Problem requirements
Copy each line that contains the word "this".

[Records excerpted from a collection]
==================================================
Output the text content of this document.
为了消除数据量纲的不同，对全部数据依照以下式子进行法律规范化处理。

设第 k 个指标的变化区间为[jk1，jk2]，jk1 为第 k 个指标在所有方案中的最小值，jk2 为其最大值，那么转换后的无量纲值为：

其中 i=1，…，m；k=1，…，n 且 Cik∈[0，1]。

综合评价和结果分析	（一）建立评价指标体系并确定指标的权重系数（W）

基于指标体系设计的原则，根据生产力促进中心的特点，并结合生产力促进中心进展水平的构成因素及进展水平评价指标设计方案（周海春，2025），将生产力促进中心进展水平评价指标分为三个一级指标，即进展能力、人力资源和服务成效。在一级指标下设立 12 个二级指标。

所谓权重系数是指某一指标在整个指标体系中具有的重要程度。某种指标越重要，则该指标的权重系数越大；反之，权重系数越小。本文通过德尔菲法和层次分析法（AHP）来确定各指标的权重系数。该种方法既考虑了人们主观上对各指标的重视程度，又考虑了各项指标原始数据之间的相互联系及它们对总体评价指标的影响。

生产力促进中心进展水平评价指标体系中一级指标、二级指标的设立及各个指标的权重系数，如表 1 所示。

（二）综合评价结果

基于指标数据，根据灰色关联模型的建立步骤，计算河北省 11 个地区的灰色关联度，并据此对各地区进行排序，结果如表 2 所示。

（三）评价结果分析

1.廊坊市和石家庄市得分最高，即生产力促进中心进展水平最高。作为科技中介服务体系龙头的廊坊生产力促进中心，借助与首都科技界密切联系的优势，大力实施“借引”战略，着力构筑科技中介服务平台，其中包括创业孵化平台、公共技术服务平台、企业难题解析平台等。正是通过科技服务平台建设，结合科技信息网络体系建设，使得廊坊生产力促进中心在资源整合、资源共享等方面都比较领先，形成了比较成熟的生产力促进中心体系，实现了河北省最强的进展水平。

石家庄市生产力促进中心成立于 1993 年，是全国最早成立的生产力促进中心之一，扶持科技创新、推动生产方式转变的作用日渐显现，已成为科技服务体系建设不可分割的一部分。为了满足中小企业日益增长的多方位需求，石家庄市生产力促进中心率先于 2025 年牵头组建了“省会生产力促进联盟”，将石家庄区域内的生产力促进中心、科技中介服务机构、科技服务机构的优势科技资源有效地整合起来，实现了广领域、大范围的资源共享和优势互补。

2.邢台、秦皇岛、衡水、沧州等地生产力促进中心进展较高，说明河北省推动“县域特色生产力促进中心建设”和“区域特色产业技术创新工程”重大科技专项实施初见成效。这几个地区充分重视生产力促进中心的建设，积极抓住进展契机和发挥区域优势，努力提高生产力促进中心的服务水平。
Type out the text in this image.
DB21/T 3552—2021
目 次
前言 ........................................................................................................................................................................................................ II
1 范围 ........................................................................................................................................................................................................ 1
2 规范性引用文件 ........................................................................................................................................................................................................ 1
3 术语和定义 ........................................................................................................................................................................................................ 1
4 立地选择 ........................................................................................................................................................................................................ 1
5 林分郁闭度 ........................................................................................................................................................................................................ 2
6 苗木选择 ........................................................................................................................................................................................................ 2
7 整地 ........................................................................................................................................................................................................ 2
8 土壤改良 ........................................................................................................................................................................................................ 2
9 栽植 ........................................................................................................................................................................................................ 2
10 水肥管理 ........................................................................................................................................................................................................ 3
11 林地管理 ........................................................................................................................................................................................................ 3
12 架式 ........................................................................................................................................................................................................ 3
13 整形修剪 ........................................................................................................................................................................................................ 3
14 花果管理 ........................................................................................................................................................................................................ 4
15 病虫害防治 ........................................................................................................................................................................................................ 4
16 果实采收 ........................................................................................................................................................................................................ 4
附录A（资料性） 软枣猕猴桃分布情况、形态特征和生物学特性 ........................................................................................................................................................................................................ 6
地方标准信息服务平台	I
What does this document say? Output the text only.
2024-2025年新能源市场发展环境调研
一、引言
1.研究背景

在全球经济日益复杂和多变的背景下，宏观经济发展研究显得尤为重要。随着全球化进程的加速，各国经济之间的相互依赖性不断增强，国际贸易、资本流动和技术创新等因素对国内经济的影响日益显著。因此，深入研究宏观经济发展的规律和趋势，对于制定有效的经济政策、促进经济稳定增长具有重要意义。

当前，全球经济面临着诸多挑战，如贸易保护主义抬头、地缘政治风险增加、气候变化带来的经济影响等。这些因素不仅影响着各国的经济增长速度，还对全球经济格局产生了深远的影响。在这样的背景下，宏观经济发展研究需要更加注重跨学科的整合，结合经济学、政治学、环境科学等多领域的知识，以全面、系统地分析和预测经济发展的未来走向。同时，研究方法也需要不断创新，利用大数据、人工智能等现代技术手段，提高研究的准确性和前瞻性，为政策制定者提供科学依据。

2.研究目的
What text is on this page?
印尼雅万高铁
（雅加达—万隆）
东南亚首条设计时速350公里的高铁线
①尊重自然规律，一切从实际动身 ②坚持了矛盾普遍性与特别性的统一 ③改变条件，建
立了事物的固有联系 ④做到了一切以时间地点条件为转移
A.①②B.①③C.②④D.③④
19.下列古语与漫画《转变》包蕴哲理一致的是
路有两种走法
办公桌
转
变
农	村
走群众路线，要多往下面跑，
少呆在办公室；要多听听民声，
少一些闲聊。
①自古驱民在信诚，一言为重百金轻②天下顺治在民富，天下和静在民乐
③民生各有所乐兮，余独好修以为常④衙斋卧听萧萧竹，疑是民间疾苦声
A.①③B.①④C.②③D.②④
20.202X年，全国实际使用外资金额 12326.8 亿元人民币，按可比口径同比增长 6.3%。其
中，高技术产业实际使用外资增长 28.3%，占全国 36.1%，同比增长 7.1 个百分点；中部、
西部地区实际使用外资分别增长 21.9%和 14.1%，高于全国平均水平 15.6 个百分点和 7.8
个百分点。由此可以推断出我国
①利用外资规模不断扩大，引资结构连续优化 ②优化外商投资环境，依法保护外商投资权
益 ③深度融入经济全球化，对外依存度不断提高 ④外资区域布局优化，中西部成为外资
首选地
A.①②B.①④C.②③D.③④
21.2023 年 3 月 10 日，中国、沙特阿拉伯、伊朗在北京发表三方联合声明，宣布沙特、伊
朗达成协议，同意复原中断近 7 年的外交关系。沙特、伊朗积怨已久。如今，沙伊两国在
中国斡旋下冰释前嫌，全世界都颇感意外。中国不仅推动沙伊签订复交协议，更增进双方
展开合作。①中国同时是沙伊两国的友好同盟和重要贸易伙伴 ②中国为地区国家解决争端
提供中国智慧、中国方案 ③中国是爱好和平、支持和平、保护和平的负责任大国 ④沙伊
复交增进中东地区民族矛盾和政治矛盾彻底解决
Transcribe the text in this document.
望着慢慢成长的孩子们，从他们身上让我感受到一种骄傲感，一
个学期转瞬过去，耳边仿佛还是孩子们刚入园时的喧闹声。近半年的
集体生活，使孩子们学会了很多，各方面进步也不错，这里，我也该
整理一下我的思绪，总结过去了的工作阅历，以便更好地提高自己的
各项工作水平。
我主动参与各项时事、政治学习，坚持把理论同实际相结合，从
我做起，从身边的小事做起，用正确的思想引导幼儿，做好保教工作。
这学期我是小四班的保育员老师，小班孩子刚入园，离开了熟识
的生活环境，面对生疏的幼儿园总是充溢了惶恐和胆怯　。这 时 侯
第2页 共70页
==================================================
Solution
Output the text content of this document.
Type out the text in this image.
What does this document say? Output the text only.
What text is on this page?
Transcribe the text in this document.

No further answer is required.